:: Records ::
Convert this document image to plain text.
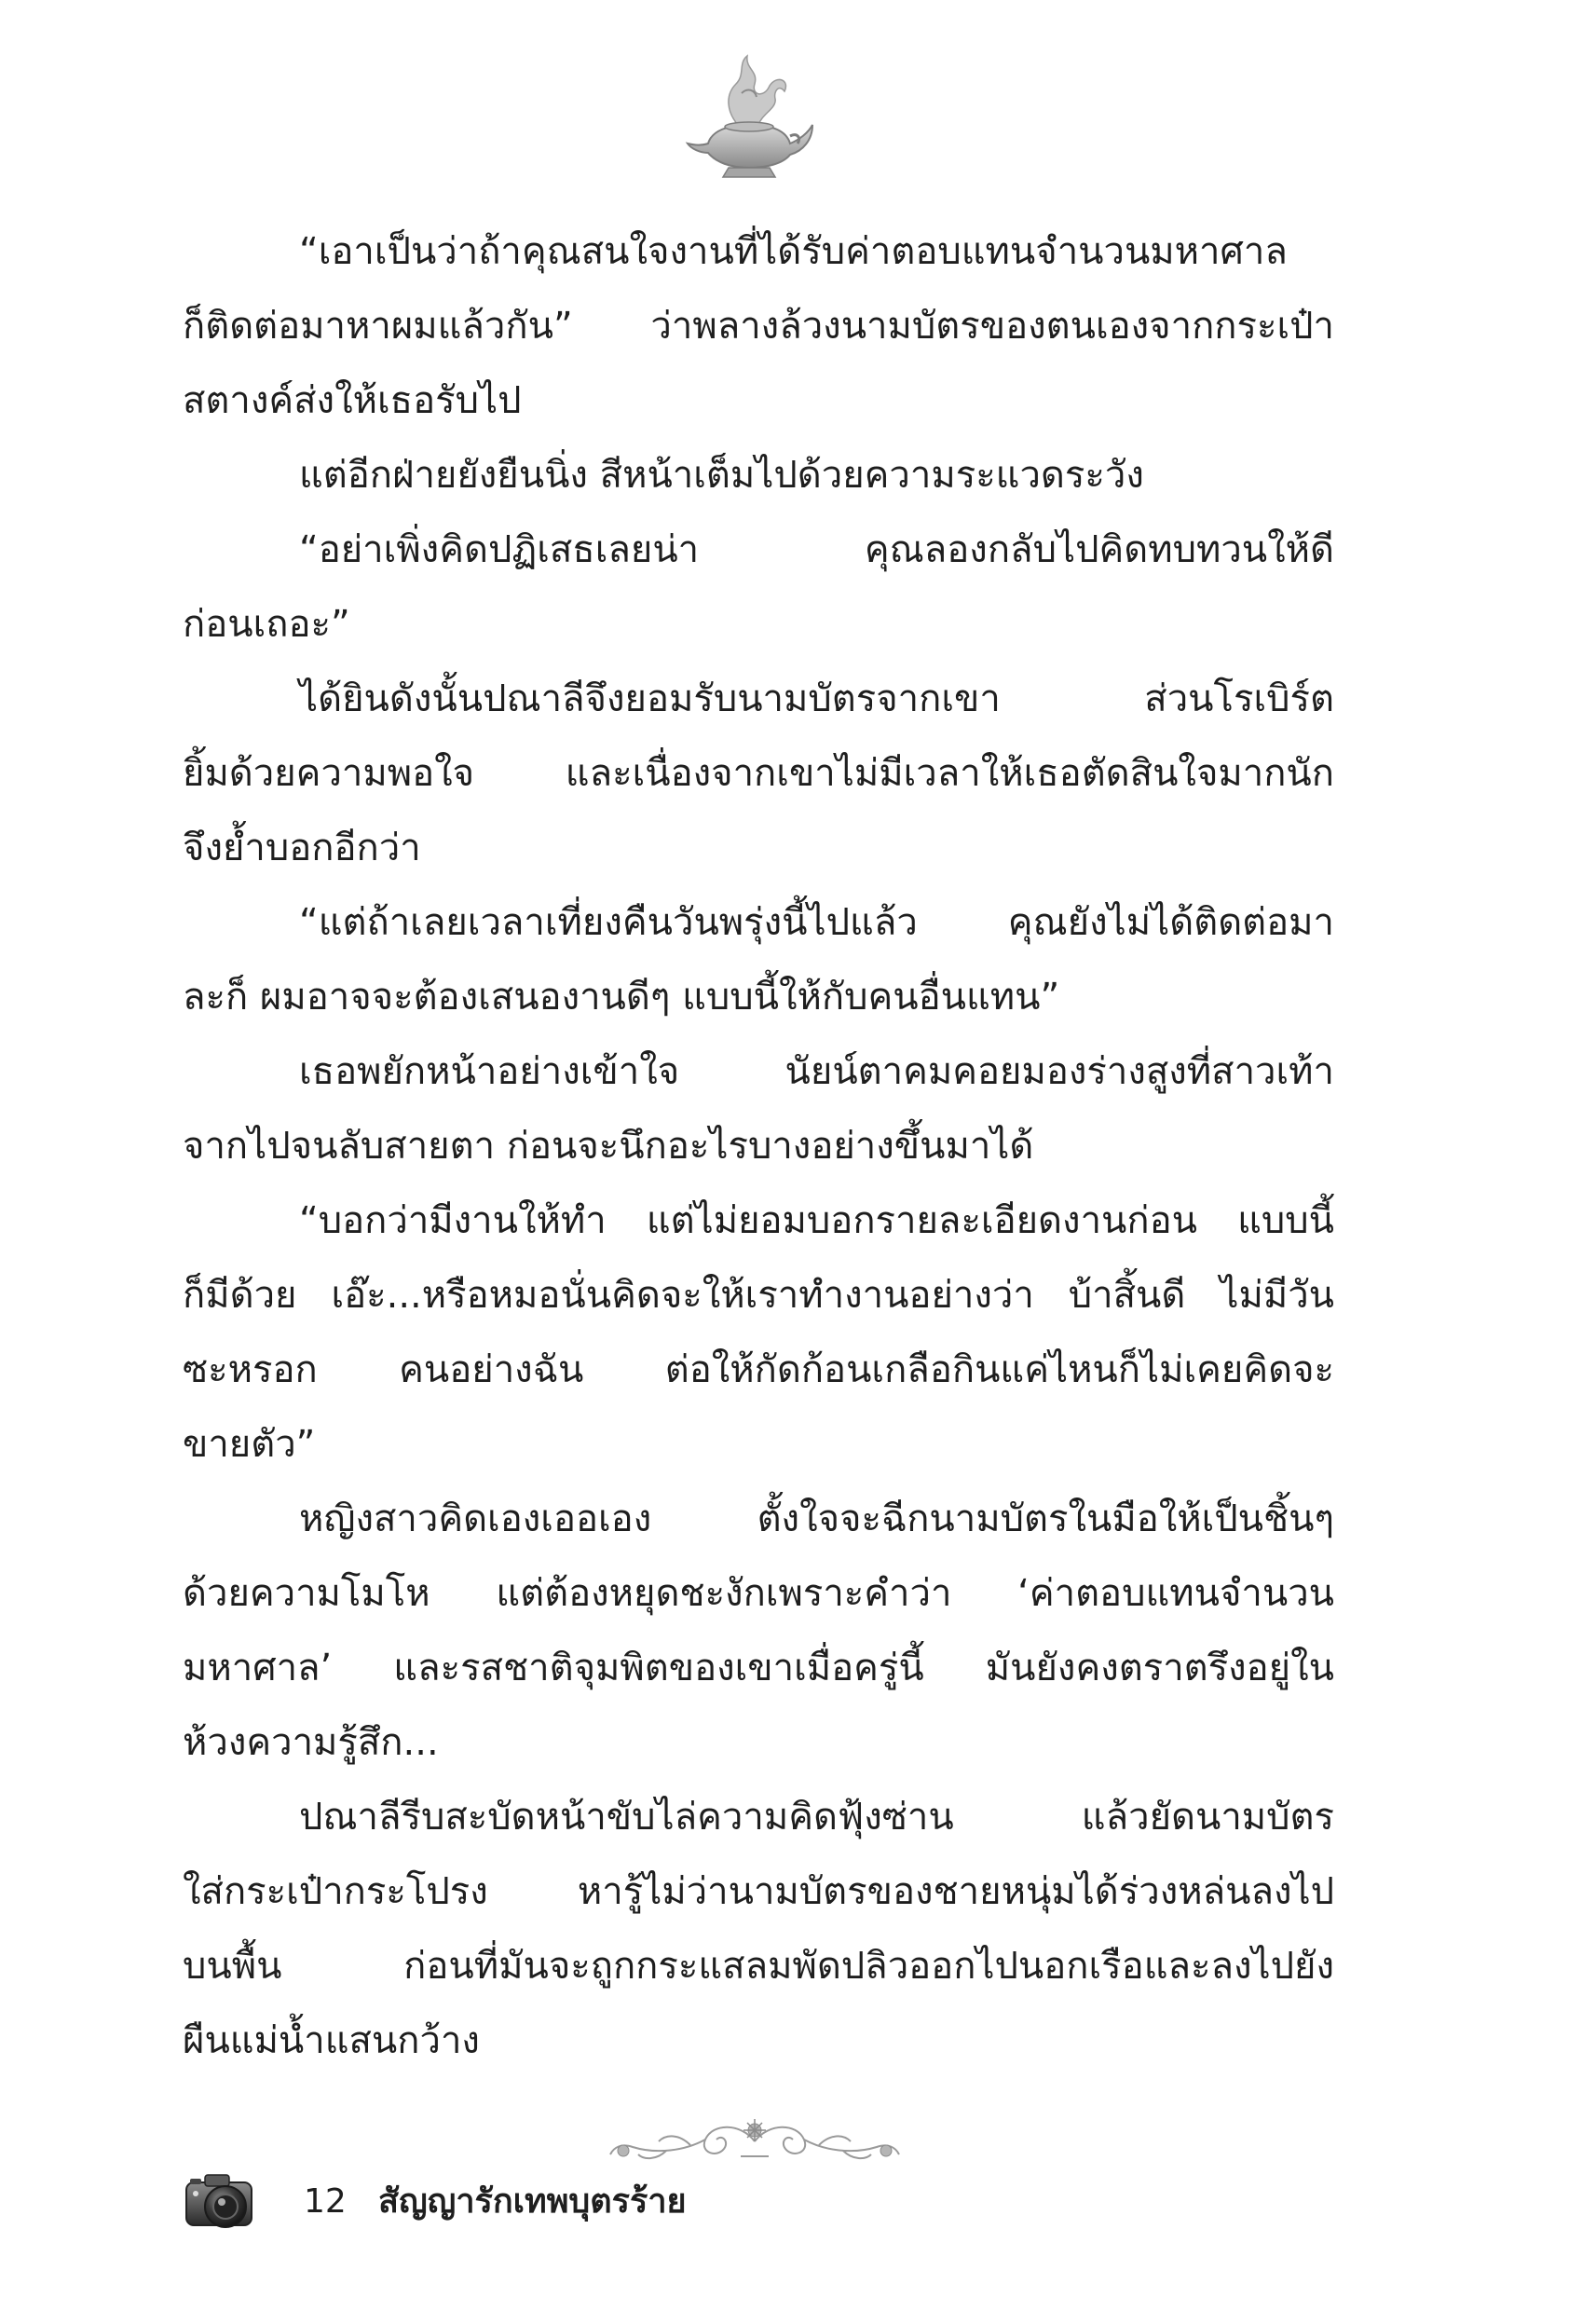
“เอาเป็นว่าถ้าคุณสนใจงานที่ได้รับค่าตอบแทนจำนวนมหาศาล
ก็ติดต่อมาหาผมแล้วกัน” ว่าพลางล้วงนามบัตรของตนเองจากกระเป๋า
สตางค์ส่งให้เธอรับไป
แต่อีกฝ่ายยังยืนนิ่ง สีหน้าเต็มไปด้วยความระแวดระวัง
“อย่าเพิ่งคิดปฏิเสธเลยน่า คุณลองกลับไปคิดทบทวนให้ดี
ก่อนเถอะ”
ได้ยินดังนั้นปณาลีจึงยอมรับนามบัตรจากเขา ส่วนโรเบิร์ต
ยิ้มด้วยความพอใจ และเนื่องจากเขาไม่มีเวลาให้เธอตัดสินใจมากนัก
จึงย้ำบอกอีกว่า
“แต่ถ้าเลยเวลาเที่ยงคืนวันพรุ่งนี้ไปแล้ว คุณยังไม่ได้ติดต่อมา
ละก็ ผมอาจจะต้องเสนองานดีๆ แบบนี้ให้กับคนอื่นแทน”
เธอพยักหน้าอย่างเข้าใจ นัยน์ตาคมคอยมองร่างสูงที่สาวเท้า
จากไปจนลับสายตา ก่อนจะนึกอะไรบางอย่างขึ้นมาได้
“บอกว่ามีงานให้ทำ แต่ไม่ยอมบอกรายละเอียดงานก่อน แบบนี้
ก็มีด้วย เอ๊ะ...หรือหมอนั่นคิดจะให้เราทำงานอย่างว่า บ้าสิ้นดี ไม่มีวัน
ซะหรอก คนอย่างฉัน ต่อให้กัดก้อนเกลือกินแค่ไหนก็ไม่เคยคิดจะ
ขายตัว”
หญิงสาวคิดเองเออเอง ตั้งใจจะฉีกนามบัตรในมือให้เป็นชิ้นๆ
ด้วยความโมโห แต่ต้องหยุดชะงักเพราะคำว่า ‘ค่าตอบแทนจำนวน
มหาศาล’ และรสชาติจุมพิตของเขาเมื่อครู่นี้ มันยังคงตราตรึงอยู่ใน
ห้วงความรู้สึก...
ปณาลีรีบสะบัดหน้าขับไล่ความคิดฟุ้งซ่าน แล้วยัดนามบัตร
ใส่กระเป๋ากระโปรง หารู้ไม่ว่านามบัตรของชายหนุ่มได้ร่วงหล่นลงไป
บนพื้น ก่อนที่มันจะถูกกระแสลมพัดปลิวออกไปนอกเรือและลงไปยัง
ผืนแม่น้ำแสนกว้าง
12 สัญญารักเทพบุตรร้าย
:::
The problem: Copy the records exactly as they appear, excluding images.

Exercise answer:
Convert this document image to plain text.
“เอาเป็นว่าถ้าคุณสนใจงานที่ได้รับค่าตอบแทนจำนวนมหาศาล
ก็ติดต่อมาหาผมแล้วกัน” ว่าพลางล้วงนามบัตรของตนเองจากกระเป๋า
สตางค์ส่งให้เธอรับไป
แต่อีกฝ่ายยังยืนนิ่ง สีหน้าเต็มไปด้วยความระแวดระวัง
“อย่าเพิ่งคิดปฏิเสธเลยน่า คุณลองกลับไปคิดทบทวนให้ดี
ก่อนเถอะ”
ได้ยินดังนั้นปณาลีจึงยอมรับนามบัตรจากเขา ส่วนโรเบิร์ต
ยิ้มด้วยความพอใจ และเนื่องจากเขาไม่มีเวลาให้เธอตัดสินใจมากนัก
จึงย้ำบอกอีกว่า
“แต่ถ้าเลยเวลาเที่ยงคืนวันพรุ่งนี้ไปแล้ว คุณยังไม่ได้ติดต่อมา
ละก็ ผมอาจจะต้องเสนองานดีๆ แบบนี้ให้กับคนอื่นแทน”
เธอพยักหน้าอย่างเข้าใจ นัยน์ตาคมคอยมองร่างสูงที่สาวเท้า
จากไปจนลับสายตา ก่อนจะนึกอะไรบางอย่างขึ้นมาได้
“บอกว่ามีงานให้ทำ แต่ไม่ยอมบอกรายละเอียดงานก่อน แบบนี้
ก็มีด้วย เอ๊ะ...หรือหมอนั่นคิดจะให้เราทำงานอย่างว่า บ้าสิ้นดี ไม่มีวัน
ซะหรอก คนอย่างฉัน ต่อให้กัดก้อนเกลือกินแค่ไหนก็ไม่เคยคิดจะ
ขายตัว”
หญิงสาวคิดเองเออเอง ตั้งใจจะฉีกนามบัตรในมือให้เป็นชิ้นๆ
ด้วยความโมโห แต่ต้องหยุดชะงักเพราะคำว่า ‘ค่าตอบแทนจำนวน
มหาศาล’ และรสชาติจุมพิตของเขาเมื่อครู่นี้ มันยังคงตราตรึงอยู่ใน
ห้วงความรู้สึก...
ปณาลีรีบสะบัดหน้าขับไล่ความคิดฟุ้งซ่าน แล้วยัดนามบัตร
ใส่กระเป๋ากระโปรง หารู้ไม่ว่านามบัตรของชายหนุ่มได้ร่วงหล่นลงไป
บนพื้น ก่อนที่มันจะถูกกระแสลมพัดปลิวออกไปนอกเรือและลงไปยัง
ผืนแม่น้ำแสนกว้าง
12 สัญญารักเทพบุตรร้าย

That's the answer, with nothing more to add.